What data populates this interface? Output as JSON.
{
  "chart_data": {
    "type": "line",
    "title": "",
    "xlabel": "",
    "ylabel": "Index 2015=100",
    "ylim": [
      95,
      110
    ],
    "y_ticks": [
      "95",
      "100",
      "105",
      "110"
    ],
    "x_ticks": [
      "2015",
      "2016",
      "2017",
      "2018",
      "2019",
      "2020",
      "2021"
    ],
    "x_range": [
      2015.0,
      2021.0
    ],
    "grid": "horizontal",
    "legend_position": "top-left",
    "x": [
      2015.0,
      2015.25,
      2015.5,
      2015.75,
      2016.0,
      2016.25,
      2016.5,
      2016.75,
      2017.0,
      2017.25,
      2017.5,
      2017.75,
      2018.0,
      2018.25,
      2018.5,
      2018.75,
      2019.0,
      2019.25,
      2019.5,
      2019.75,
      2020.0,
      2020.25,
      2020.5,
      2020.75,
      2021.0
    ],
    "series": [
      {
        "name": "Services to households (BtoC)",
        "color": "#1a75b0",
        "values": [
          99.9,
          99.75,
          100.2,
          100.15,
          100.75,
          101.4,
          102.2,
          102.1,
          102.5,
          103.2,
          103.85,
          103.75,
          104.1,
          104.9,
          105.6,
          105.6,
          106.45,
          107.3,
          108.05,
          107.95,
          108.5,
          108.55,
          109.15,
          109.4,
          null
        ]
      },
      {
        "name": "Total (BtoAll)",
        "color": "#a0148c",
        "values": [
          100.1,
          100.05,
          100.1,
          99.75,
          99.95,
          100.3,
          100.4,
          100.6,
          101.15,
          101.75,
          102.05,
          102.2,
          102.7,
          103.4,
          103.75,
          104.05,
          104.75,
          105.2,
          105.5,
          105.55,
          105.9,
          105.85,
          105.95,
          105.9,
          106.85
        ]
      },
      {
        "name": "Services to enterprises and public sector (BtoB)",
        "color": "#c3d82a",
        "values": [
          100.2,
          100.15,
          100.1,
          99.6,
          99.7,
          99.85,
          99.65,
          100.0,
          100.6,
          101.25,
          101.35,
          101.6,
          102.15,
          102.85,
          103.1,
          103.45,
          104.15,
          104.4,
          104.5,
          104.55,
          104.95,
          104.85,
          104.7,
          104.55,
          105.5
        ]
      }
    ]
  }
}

* **TASK PROMPT**:
Copy, from the material, each line that holds the string "Services".

* **EXERCISE OUTPUT**:
        "name": "Services to households (BtoC)",
        "name": "Services to enterprises and public sector (BtoB)",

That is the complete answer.